→ **WHAT IS EXPECTED**: From the entries below, copy every line holding the word "label".

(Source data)
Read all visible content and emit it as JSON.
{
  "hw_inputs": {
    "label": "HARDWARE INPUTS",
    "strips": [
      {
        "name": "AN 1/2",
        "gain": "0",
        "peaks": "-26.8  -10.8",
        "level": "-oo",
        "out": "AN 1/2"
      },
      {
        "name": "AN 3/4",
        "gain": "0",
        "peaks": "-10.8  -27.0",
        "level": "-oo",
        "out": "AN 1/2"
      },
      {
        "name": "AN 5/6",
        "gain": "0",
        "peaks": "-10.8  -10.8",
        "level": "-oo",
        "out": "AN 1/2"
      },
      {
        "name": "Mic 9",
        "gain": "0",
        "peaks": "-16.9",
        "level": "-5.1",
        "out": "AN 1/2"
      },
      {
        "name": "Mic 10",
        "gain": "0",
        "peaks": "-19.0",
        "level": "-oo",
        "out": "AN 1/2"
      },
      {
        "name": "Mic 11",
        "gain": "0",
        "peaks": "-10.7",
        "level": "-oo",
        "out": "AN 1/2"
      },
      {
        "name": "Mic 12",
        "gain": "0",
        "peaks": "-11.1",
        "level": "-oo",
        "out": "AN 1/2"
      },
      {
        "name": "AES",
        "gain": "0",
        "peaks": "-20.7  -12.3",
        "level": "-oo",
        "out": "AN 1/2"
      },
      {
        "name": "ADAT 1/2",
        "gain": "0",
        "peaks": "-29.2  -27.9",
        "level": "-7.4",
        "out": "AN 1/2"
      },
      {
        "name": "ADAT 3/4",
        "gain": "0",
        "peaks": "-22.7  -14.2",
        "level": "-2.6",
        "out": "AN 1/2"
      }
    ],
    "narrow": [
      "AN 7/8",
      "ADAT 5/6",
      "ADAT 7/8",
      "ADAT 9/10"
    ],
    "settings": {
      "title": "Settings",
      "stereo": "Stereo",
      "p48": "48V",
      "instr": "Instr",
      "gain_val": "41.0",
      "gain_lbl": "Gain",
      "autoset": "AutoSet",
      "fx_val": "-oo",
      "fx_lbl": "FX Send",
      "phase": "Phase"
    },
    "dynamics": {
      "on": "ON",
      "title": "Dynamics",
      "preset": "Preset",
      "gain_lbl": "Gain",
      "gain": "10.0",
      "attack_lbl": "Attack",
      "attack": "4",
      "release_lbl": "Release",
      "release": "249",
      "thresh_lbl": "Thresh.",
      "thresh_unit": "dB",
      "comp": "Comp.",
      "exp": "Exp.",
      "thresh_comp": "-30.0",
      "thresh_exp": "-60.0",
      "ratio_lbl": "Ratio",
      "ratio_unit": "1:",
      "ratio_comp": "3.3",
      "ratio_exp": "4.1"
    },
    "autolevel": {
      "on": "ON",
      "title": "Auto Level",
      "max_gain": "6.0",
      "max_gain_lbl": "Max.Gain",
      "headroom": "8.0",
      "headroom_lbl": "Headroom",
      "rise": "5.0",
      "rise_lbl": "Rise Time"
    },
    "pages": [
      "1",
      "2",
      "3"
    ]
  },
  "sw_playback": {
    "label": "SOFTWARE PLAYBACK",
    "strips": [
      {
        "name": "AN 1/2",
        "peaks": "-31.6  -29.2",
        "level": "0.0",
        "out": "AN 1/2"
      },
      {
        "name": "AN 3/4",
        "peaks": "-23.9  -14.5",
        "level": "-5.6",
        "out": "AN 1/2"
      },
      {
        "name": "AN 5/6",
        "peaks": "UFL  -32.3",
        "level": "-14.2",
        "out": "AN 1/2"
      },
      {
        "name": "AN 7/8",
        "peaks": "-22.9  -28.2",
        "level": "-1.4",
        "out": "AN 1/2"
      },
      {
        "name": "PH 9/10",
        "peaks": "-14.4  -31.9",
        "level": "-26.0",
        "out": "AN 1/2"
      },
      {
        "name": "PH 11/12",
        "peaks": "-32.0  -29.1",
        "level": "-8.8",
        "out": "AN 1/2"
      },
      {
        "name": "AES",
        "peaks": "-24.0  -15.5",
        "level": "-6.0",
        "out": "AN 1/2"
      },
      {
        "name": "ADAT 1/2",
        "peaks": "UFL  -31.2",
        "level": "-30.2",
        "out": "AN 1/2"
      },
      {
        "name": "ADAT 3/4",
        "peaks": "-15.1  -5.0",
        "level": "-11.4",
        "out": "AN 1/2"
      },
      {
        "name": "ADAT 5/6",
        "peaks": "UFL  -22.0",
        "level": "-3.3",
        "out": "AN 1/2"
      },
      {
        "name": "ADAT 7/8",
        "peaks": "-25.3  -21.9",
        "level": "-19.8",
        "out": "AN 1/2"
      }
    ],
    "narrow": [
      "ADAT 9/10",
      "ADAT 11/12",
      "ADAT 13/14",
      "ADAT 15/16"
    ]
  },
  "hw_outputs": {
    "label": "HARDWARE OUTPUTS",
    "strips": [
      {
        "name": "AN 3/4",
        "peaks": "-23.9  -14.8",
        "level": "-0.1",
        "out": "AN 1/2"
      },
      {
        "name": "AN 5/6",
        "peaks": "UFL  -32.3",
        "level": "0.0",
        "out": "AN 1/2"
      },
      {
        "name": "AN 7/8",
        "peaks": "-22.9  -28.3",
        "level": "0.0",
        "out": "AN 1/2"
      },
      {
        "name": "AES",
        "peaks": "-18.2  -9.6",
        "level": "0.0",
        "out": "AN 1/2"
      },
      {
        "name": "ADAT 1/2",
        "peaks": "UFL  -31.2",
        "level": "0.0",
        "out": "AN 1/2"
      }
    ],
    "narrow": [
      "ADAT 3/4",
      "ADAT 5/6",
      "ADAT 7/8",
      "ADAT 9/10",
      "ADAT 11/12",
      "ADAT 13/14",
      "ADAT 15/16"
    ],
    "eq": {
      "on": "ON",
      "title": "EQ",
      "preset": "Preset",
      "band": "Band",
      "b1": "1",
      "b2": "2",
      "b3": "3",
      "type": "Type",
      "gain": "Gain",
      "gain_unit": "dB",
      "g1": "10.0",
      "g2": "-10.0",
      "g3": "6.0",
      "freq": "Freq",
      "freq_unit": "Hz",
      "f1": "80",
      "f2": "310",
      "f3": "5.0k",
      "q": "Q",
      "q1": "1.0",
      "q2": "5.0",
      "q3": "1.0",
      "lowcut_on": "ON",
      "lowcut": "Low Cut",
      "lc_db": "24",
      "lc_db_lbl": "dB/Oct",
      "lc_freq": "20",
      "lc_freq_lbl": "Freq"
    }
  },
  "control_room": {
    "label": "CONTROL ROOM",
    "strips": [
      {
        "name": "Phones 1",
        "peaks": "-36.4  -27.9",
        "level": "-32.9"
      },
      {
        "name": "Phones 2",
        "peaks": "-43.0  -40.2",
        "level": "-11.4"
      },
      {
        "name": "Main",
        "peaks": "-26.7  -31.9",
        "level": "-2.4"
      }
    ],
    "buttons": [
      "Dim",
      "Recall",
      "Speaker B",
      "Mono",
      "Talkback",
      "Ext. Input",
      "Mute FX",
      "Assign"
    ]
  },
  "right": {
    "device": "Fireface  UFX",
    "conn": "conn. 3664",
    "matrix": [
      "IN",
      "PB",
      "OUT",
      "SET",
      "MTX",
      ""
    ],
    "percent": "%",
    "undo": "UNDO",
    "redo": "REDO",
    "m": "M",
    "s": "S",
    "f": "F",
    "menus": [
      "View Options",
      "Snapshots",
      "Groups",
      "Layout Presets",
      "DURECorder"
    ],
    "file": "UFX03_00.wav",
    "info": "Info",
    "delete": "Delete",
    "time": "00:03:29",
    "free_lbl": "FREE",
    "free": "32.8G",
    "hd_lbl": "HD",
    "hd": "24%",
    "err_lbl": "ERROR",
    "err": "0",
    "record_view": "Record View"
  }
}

→ **FULL OUTPUT**:
    "label": "HARDWARE INPUTS",
    "label": "SOFTWARE PLAYBACK",
    "label": "HARDWARE OUTPUTS",
    "label": "CONTROL ROOM",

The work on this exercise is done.